Go through the entries below and collect each line with the string "detail" in it.

** begin GIVEN DATA **

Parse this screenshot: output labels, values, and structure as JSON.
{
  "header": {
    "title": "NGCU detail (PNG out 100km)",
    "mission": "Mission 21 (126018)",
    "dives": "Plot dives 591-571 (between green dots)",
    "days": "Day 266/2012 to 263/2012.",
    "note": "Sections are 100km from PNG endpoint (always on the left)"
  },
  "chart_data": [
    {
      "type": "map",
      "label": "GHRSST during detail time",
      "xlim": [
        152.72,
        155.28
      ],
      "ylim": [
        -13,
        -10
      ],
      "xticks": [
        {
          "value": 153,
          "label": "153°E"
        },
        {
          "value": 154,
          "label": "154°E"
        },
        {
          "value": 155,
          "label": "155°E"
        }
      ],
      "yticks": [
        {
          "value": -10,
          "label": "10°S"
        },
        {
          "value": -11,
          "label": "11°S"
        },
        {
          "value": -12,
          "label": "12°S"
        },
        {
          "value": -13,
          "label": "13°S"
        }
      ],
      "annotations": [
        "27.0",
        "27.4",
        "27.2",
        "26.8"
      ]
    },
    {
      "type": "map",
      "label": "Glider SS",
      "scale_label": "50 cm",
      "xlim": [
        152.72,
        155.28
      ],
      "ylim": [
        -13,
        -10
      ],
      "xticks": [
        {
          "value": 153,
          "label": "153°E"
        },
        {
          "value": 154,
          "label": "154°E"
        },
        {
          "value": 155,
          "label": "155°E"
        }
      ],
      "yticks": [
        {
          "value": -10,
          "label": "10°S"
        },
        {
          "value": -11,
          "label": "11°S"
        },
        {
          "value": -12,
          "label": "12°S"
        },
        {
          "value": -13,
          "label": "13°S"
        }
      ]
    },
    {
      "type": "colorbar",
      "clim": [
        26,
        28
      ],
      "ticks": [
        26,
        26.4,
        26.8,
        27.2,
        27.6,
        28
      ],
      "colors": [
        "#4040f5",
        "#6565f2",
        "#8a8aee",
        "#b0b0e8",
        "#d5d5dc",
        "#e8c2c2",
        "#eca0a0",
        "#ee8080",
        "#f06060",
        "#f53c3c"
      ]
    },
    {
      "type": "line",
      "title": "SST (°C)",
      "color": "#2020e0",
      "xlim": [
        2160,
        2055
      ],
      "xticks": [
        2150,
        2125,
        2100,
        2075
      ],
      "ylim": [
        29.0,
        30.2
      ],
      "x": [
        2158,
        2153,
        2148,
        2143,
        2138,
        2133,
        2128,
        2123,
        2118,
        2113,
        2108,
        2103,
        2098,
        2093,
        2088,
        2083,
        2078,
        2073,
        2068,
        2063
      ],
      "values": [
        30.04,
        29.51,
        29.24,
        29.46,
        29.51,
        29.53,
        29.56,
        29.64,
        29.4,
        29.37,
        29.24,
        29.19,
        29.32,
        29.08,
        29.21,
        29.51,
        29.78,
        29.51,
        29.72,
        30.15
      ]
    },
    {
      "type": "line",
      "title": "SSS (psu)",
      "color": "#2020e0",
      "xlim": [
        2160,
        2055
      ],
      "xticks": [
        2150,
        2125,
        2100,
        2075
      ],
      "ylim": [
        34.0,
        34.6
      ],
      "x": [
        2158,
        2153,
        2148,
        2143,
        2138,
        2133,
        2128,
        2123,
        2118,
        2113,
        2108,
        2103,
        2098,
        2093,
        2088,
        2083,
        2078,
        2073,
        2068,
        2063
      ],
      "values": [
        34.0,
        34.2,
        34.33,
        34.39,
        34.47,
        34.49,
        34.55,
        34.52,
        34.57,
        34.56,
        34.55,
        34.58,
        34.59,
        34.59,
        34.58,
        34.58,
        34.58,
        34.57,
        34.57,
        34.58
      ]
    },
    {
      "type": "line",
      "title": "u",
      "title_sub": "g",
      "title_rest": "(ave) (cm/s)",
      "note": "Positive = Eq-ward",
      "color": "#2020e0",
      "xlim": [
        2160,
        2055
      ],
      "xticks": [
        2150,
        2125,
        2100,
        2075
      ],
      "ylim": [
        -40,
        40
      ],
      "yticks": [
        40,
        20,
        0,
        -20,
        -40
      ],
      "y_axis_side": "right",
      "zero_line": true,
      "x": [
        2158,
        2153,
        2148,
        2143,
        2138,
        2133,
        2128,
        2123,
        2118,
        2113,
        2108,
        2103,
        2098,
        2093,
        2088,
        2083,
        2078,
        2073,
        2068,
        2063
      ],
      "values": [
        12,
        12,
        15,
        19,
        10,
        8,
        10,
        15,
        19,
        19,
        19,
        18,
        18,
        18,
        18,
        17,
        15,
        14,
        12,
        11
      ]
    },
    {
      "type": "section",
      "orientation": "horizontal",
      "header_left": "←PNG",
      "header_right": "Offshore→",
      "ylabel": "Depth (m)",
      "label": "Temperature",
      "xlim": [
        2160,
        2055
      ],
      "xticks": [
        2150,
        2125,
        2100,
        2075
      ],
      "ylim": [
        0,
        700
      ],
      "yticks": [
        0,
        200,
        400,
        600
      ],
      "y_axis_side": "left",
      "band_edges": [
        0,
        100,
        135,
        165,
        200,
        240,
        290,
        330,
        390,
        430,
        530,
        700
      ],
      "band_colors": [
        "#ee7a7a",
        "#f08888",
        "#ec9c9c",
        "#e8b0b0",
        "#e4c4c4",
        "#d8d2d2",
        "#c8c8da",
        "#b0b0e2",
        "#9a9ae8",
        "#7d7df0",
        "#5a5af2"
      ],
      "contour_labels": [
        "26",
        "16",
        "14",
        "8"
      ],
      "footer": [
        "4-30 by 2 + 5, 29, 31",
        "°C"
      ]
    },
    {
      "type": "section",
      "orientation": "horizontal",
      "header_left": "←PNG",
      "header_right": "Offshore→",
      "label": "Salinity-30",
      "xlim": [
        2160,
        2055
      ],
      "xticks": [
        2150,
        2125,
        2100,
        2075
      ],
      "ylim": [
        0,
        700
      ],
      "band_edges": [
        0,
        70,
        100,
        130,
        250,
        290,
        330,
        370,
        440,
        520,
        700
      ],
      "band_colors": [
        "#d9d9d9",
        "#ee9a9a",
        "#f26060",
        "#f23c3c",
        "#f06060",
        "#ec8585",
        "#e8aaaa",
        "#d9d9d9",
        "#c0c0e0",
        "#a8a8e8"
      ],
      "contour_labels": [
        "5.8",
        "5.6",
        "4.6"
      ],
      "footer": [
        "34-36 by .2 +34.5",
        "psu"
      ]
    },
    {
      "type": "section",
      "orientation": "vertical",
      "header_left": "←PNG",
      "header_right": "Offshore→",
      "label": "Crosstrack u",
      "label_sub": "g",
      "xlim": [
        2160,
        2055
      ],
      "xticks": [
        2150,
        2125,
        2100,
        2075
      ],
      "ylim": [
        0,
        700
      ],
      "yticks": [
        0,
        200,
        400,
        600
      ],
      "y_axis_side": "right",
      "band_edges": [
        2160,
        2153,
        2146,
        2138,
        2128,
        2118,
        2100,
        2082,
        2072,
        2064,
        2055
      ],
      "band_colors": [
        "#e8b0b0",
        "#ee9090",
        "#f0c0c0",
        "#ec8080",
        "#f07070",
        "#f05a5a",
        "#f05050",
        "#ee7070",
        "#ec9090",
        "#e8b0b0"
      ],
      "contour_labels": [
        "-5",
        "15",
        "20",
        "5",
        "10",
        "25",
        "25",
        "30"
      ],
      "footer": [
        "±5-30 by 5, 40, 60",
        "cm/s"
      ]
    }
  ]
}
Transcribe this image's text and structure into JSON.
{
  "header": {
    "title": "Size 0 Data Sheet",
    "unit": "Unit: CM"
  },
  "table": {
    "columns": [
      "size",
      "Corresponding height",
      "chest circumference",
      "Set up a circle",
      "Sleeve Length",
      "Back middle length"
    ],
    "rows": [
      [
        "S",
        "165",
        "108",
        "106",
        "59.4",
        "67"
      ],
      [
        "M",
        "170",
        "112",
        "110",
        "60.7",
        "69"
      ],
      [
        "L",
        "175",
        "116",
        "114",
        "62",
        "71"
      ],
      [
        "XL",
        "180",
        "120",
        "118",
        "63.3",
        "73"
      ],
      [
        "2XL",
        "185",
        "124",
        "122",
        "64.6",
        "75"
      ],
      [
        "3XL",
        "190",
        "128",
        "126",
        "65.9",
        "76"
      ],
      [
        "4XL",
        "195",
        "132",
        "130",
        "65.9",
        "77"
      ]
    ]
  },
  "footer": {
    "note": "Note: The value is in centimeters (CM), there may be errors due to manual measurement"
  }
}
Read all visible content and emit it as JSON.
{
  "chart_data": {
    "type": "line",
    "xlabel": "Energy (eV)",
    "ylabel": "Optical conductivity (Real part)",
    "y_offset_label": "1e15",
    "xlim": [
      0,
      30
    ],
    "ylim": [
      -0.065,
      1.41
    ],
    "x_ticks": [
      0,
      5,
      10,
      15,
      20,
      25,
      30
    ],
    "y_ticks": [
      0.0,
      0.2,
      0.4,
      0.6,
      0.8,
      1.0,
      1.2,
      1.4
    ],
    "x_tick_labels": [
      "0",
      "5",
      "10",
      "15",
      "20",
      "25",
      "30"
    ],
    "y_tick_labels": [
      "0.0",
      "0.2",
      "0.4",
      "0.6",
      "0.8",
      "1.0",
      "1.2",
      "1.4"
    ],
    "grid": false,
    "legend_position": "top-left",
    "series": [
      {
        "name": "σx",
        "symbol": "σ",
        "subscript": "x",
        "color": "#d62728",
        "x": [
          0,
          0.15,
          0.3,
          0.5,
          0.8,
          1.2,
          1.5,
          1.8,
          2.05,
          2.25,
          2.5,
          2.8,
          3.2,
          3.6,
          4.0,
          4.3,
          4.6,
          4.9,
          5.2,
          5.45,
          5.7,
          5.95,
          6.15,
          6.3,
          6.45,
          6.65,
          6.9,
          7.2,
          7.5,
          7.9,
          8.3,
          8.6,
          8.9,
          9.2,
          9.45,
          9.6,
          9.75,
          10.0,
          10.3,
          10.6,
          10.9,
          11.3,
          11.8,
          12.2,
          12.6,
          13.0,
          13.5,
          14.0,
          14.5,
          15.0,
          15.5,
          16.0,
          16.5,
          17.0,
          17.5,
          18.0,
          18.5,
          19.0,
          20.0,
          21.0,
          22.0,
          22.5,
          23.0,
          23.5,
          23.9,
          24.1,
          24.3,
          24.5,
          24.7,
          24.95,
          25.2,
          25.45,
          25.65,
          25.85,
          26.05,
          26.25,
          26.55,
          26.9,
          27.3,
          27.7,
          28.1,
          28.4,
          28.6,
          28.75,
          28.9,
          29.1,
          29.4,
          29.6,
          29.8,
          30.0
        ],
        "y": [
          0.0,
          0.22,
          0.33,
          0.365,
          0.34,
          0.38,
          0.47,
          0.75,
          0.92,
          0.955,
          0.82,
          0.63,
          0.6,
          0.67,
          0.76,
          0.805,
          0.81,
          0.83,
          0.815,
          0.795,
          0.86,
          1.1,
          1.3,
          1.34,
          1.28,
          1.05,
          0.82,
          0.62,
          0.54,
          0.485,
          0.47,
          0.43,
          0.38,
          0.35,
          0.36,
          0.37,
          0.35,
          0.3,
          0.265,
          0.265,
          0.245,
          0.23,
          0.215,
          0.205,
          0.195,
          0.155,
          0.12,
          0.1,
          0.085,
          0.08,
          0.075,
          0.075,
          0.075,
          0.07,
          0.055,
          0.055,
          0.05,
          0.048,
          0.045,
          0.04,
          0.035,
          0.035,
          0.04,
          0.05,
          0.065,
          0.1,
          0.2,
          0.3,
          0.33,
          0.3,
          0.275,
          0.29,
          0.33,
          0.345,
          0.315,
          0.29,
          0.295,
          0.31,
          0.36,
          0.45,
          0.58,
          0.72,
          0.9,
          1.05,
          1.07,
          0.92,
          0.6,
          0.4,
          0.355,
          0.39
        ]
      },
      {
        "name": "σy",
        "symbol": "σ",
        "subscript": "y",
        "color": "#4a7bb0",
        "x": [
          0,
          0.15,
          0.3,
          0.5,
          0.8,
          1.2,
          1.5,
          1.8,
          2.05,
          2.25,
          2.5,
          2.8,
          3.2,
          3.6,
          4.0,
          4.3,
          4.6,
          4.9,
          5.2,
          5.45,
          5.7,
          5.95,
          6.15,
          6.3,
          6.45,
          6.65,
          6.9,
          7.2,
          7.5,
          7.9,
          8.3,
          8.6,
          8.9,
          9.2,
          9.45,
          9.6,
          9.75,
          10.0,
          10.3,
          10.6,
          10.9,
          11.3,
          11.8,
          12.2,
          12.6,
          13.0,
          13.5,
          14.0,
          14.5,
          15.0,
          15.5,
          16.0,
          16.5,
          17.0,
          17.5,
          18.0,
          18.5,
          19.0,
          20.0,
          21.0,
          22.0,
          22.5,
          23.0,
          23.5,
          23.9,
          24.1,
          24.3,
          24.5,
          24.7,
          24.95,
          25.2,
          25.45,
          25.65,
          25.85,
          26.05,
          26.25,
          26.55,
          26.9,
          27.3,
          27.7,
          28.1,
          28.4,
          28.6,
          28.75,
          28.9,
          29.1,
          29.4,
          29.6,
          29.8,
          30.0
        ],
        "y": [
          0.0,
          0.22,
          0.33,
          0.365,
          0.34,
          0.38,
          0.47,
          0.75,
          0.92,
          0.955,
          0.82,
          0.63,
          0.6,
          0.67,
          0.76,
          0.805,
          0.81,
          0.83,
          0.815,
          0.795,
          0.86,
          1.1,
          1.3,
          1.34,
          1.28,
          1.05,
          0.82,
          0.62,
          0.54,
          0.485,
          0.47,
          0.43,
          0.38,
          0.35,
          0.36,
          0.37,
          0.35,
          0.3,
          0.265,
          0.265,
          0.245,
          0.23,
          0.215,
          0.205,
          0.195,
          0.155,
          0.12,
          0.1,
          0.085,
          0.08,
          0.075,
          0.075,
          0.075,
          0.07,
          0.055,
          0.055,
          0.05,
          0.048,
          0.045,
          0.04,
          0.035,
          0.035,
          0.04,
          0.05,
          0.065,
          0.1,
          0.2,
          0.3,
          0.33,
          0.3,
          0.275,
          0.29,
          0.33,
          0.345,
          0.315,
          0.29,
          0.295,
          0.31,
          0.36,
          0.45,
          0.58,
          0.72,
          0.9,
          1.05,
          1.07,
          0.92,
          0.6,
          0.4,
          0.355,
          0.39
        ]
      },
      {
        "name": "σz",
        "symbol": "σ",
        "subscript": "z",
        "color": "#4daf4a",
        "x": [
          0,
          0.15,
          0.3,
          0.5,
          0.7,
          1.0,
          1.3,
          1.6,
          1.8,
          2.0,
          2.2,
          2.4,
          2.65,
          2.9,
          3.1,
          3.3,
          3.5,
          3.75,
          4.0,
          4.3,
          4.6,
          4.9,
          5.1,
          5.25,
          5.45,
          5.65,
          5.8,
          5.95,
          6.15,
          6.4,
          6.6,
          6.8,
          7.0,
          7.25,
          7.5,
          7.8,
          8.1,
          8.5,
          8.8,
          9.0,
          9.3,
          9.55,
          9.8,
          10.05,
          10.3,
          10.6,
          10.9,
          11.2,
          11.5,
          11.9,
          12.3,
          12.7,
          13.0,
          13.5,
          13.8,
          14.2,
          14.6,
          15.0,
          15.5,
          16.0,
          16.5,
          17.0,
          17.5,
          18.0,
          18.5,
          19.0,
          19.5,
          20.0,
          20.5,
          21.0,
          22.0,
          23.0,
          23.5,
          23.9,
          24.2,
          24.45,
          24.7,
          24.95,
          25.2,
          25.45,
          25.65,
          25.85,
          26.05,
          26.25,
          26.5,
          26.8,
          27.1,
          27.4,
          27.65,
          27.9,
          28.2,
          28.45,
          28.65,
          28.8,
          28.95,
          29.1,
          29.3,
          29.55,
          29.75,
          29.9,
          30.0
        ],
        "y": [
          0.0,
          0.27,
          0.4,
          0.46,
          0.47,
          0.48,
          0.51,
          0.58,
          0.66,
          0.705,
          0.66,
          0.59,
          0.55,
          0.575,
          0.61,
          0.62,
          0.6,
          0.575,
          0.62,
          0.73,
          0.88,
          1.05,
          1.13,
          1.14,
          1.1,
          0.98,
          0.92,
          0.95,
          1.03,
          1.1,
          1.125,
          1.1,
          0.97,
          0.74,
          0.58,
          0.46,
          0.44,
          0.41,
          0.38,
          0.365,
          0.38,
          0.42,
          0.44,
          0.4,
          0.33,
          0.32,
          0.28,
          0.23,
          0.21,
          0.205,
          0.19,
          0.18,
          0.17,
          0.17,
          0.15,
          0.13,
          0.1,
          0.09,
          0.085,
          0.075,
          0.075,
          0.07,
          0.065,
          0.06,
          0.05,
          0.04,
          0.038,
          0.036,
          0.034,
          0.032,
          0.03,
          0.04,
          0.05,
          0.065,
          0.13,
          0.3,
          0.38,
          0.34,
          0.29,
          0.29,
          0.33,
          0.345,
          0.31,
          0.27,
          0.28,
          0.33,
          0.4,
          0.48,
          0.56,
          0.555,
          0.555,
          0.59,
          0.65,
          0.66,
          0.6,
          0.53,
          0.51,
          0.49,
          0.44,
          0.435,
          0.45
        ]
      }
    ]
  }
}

** end GIVEN DATA **

### TASK OUTPUT
    "title": "NGCU detail (PNG out 100km)",
      "label": "GHRSST during detail time",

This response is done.